Written request:
State only the number of lines that contain the string "Бруски".

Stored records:
--------------------------------

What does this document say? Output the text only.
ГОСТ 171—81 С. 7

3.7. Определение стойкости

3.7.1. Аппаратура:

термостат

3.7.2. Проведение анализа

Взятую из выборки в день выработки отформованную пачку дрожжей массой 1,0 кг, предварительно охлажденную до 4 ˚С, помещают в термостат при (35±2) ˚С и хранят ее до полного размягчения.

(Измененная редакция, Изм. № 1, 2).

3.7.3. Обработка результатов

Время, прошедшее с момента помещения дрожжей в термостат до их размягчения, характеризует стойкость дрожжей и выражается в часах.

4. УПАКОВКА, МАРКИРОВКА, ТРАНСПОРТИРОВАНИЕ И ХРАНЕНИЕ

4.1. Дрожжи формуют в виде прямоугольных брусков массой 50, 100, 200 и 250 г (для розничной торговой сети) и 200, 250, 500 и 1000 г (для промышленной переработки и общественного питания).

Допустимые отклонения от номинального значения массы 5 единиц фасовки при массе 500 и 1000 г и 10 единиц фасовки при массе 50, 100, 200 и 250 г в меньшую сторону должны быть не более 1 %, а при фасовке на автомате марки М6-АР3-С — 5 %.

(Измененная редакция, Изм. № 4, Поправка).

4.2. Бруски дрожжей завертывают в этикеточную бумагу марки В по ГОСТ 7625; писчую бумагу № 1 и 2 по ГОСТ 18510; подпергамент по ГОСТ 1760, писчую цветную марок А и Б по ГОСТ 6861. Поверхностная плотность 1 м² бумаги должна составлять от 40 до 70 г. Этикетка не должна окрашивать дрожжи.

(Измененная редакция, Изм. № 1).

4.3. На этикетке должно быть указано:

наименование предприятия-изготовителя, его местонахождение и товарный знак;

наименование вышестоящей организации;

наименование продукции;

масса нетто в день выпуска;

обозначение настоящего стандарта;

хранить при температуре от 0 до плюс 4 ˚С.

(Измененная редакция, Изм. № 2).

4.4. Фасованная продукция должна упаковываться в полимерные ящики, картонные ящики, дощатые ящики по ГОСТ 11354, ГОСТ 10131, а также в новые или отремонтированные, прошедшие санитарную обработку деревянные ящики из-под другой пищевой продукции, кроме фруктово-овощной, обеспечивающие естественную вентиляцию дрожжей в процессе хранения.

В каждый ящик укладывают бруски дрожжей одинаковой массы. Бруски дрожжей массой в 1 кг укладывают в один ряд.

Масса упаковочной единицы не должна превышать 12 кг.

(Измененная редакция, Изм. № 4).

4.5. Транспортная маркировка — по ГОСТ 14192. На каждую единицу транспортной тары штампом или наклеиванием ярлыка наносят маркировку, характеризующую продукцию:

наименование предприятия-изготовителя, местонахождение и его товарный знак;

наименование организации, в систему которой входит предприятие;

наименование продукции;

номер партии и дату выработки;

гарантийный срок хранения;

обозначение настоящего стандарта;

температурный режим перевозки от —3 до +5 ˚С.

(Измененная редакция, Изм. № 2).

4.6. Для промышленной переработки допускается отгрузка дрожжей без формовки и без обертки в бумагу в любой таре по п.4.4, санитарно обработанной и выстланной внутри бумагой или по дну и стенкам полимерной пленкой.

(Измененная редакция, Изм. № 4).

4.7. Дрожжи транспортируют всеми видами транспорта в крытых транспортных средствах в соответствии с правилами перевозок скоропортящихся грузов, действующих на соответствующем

--------------------------------

Answer to this task:
2